Available data
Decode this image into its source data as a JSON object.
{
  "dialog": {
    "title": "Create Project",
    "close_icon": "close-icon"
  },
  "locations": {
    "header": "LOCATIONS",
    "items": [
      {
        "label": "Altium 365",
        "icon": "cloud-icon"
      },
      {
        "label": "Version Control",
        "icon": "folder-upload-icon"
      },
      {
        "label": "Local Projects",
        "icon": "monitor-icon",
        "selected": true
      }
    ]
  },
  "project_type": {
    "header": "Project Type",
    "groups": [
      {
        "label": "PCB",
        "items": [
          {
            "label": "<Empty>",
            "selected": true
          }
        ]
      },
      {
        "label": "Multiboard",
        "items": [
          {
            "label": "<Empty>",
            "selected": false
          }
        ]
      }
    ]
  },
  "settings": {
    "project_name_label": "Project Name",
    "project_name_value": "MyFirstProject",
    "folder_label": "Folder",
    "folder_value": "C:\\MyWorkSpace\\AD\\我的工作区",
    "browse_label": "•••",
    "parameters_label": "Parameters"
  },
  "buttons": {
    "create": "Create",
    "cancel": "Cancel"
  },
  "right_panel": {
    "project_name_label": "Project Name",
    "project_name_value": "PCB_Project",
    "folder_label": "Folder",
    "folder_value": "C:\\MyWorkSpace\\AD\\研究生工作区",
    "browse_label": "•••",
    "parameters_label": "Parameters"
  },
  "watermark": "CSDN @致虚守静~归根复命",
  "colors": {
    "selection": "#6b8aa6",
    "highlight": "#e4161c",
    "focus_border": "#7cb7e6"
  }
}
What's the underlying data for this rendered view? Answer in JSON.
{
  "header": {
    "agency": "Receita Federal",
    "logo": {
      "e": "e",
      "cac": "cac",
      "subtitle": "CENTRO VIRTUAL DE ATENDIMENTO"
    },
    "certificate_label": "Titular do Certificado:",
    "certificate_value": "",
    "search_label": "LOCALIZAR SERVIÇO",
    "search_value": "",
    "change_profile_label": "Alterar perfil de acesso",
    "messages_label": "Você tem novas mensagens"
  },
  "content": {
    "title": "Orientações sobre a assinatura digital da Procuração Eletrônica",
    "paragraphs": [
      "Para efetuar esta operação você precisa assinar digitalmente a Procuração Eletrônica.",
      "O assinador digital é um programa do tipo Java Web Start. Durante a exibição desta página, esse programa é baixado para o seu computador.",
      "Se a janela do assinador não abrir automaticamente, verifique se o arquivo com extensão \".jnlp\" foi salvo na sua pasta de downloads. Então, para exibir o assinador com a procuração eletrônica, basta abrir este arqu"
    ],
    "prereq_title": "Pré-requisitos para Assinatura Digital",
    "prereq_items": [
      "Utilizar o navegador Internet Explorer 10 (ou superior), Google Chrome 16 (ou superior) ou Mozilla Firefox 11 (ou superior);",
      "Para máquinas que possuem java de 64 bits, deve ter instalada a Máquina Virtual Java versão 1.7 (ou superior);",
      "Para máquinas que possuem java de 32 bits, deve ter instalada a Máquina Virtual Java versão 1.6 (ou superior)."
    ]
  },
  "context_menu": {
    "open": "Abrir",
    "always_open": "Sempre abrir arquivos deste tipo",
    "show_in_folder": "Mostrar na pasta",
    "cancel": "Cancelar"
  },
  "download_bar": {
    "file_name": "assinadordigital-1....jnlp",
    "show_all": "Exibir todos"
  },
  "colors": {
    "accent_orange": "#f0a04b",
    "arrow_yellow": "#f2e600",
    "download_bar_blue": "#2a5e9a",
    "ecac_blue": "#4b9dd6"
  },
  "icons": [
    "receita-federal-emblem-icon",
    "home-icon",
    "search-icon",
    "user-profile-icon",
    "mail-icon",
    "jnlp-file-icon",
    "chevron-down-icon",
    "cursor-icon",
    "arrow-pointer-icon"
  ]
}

To do
Write out every entry above, word for word.

Answer below
Decode this image into its source data as a JSON object.
{
  "dialog": {
    "title": "Create Project",
    "close_icon": "close-icon"
  },
  "locations": {
    "header": "LOCATIONS",
    "items": [
      {
        "label": "Altium 365",
        "icon": "cloud-icon"
      },
      {
        "label": "Version Control",
        "icon": "folder-upload-icon"
      },
      {
        "label": "Local Projects",
        "icon": "monitor-icon",
        "selected": true
      }
    ]
  },
  "project_type": {
    "header": "Project Type",
    "groups": [
      {
        "label": "PCB",
        "items": [
          {
            "label": "<Empty>",
            "selected": true
          }
        ]
      },
      {
        "label": "Multiboard",
        "items": [
          {
            "label": "<Empty>",
            "selected": false
          }
        ]
      }
    ]
  },
  "settings": {
    "project_name_label": "Project Name",
    "project_name_value": "MyFirstProject",
    "folder_label": "Folder",
    "folder_value": "C:\\MyWorkSpace\\AD\\我的工作区",
    "browse_label": "•••",
    "parameters_label": "Parameters"
  },
  "buttons": {
    "create": "Create",
    "cancel": "Cancel"
  },
  "right_panel": {
    "project_name_label": "Project Name",
    "project_name_value": "PCB_Project",
    "folder_label": "Folder",
    "folder_value": "C:\\MyWorkSpace\\AD\\研究生工作区",
    "browse_label": "•••",
    "parameters_label": "Parameters"
  },
  "watermark": "CSDN @致虚守静~归根复命",
  "colors": {
    "selection": "#6b8aa6",
    "highlight": "#e4161c",
    "focus_border": "#7cb7e6"
  }
}
What's the underlying data for this rendered view? Answer in JSON.
{
  "header": {
    "agency": "Receita Federal",
    "logo": {
      "e": "e",
      "cac": "cac",
      "subtitle": "CENTRO VIRTUAL DE ATENDIMENTO"
    },
    "certificate_label": "Titular do Certificado:",
    "certificate_value": "",
    "search_label": "LOCALIZAR SERVIÇO",
    "search_value": "",
    "change_profile_label": "Alterar perfil de acesso",
    "messages_label": "Você tem novas mensagens"
  },
  "content": {
    "title": "Orientações sobre a assinatura digital da Procuração Eletrônica",
    "paragraphs": [
      "Para efetuar esta operação você precisa assinar digitalmente a Procuração Eletrônica.",
      "O assinador digital é um programa do tipo Java Web Start. Durante a exibição desta página, esse programa é baixado para o seu computador.",
      "Se a janela do assinador não abrir automaticamente, verifique se o arquivo com extensão \".jnlp\" foi salvo na sua pasta de downloads. Então, para exibir o assinador com a procuração eletrônica, basta abrir este arqu"
    ],
    "prereq_title": "Pré-requisitos para Assinatura Digital",
    "prereq_items": [
      "Utilizar o navegador Internet Explorer 10 (ou superior), Google Chrome 16 (ou superior) ou Mozilla Firefox 11 (ou superior);",
      "Para máquinas que possuem java de 64 bits, deve ter instalada a Máquina Virtual Java versão 1.7 (ou superior);",
      "Para máquinas que possuem java de 32 bits, deve ter instalada a Máquina Virtual Java versão 1.6 (ou superior)."
    ]
  },
  "context_menu": {
    "open": "Abrir",
    "always_open": "Sempre abrir arquivos deste tipo",
    "show_in_folder": "Mostrar na pasta",
    "cancel": "Cancelar"
  },
  "download_bar": {
    "file_name": "assinadordigital-1....jnlp",
    "show_all": "Exibir todos"
  },
  "colors": {
    "accent_orange": "#f0a04b",
    "arrow_yellow": "#f2e600",
    "download_bar_blue": "#2a5e9a",
    "ecac_blue": "#4b9dd6"
  },
  "icons": [
    "receita-federal-emblem-icon",
    "home-icon",
    "search-icon",
    "user-profile-icon",
    "mail-icon",
    "jnlp-file-icon",
    "chevron-down-icon",
    "cursor-icon",
    "arrow-pointer-icon"
  ]
}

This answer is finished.